### [What you will do]
Reproduce each record exactly. The pictures should be skipped.

### [Provided records]
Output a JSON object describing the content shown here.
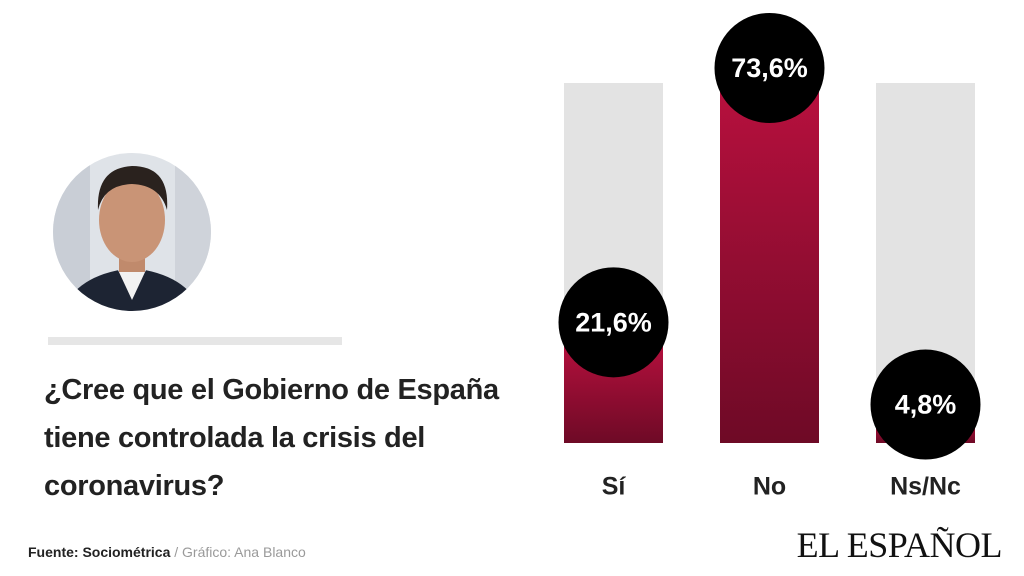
{
  "chart_data": {
    "type": "bar",
    "title": "¿Cree que el Gobierno de España tiene controlada la crisis del coronavirus?",
    "categories": [
      "Sí",
      "No",
      "Ns/Nc"
    ],
    "values": [
      21.6,
      73.6,
      4.8
    ],
    "value_labels": [
      "21,6%",
      "73,6%",
      "4,8%"
    ],
    "color": "#a50f36",
    "track_color": "#e3e3e3",
    "source": "Fuente: Sociométrica",
    "credit": "/ Gráfico: Ana Blanco",
    "logo": "EL ESPAÑOL"
  }
}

### [Completed exercise]
Output a JSON object describing the content shown here.
{
  "chart_data": {
    "type": "bar",
    "title": "¿Cree que el Gobierno de España tiene controlada la crisis del coronavirus?",
    "categories": [
      "Sí",
      "No",
      "Ns/Nc"
    ],
    "values": [
      21.6,
      73.6,
      4.8
    ],
    "value_labels": [
      "21,6%",
      "73,6%",
      "4,8%"
    ],
    "color": "#a50f36",
    "track_color": "#e3e3e3",
    "source": "Fuente: Sociométrica",
    "credit": "/ Gráfico: Ana Blanco",
    "logo": "EL ESPAÑOL"
  }
}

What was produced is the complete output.